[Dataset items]
══════════

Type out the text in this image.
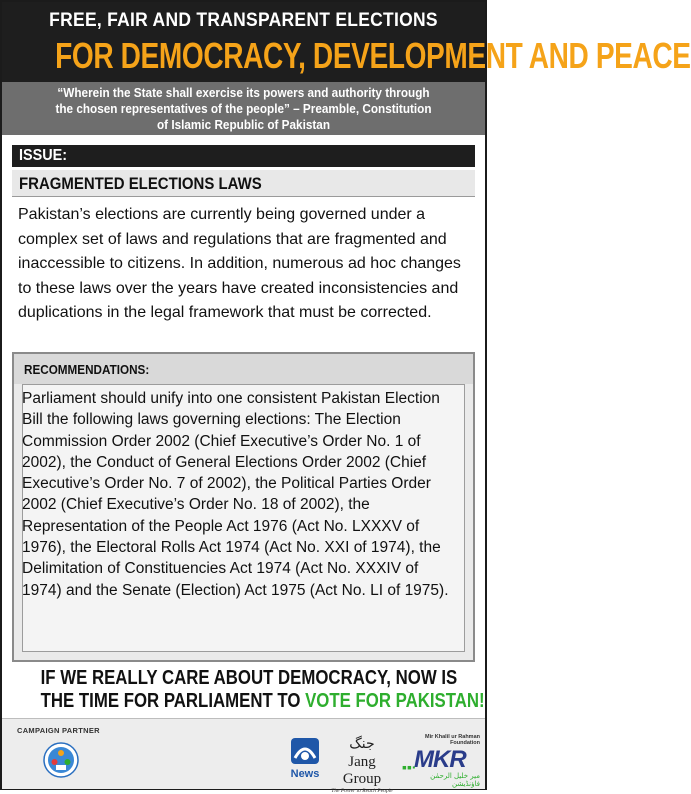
FREE, FAIR AND TRANSPARENT ELECTIONS
FOR DEMOCRACY, DEVELOPMENT AND PEACE
“Wherein the State shall exercise its powers and authority through
the chosen representatives of the people” – Preamble, Constitution
of Islamic Republic of Pakistan
ISSUE:
FRAGMENTED ELECTIONS LAWS
Pakistan’s elections are currently being governed under a complex set of laws and regulations that are fragmented and inaccessible to citizens. In addition, numerous ad hoc changes to these laws over the years have created inconsistencies and duplications in the legal framework that must be corrected.
RECOMMENDATIONS:
Parliament should unify into one consistent Pakistan Election Bill the following laws governing elections: The Election Commission Order 2002 (Chief Executive’s Order No. 1 of 2002), the Conduct of General Elections Order 2002 (Chief Executive’s Order No. 7 of 2002), the Political Parties Order 2002 (Chief Executive’s Order No. 18 of 2002), the Representation of the People Act 1976 (Act No. LXXXV of 1976), the Electoral Rolls Act 1974 (Act No. XXI of 1974), the Delimitation of Constituencies Act 1974 (Act No. XXXIV of 1974) and the Senate (Election) Act 1975 (Act No. LI of 1975).
IF WE REALLY CARE ABOUT DEMOCRACY, NOW IS
THE TIME FOR PARLIAMENT TO VOTE FOR PAKISTAN!
CAMPAIGN PARTNER
News
جنگ
Jang Group
The Power to Reach People
Mir Khalil ur Rahman Foundation
▪▪·
MKR
میر خلیل الرحمٰن فاؤنڈیشن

══════════

Your instructions ▸ Retype every record above exactly as written, but leave out the pictures.

Solution for this problem ▸
Type out the text in this image.
FREE, FAIR AND TRANSPARENT ELECTIONS
FOR DEMOCRACY, DEVELOPMENT AND PEACE
“Wherein the State shall exercise its powers and authority through
the chosen representatives of the people” – Preamble, Constitution
of Islamic Republic of Pakistan
ISSUE:
FRAGMENTED ELECTIONS LAWS
Pakistan’s elections are currently being governed under a complex set of laws and regulations that are fragmented and inaccessible to citizens. In addition, numerous ad hoc changes to these laws over the years have created inconsistencies and duplications in the legal framework that must be corrected.
RECOMMENDATIONS:
Parliament should unify into one consistent Pakistan Election Bill the following laws governing elections: The Election Commission Order 2002 (Chief Executive’s Order No. 1 of 2002), the Conduct of General Elections Order 2002 (Chief Executive’s Order No. 7 of 2002), the Political Parties Order 2002 (Chief Executive’s Order No. 18 of 2002), the Representation of the People Act 1976 (Act No. LXXXV of 1976), the Electoral Rolls Act 1974 (Act No. XXI of 1974), the Delimitation of Constituencies Act 1974 (Act No. XXXIV of 1974) and the Senate (Election) Act 1975 (Act No. LI of 1975).
IF WE REALLY CARE ABOUT DEMOCRACY, NOW IS
THE TIME FOR PARLIAMENT TO VOTE FOR PAKISTAN!
CAMPAIGN PARTNER
News
جنگ
Jang Group
The Power to Reach People
Mir Khalil ur Rahman Foundation
▪▪·
MKR
میر خلیل الرحمٰن فاؤنڈیشن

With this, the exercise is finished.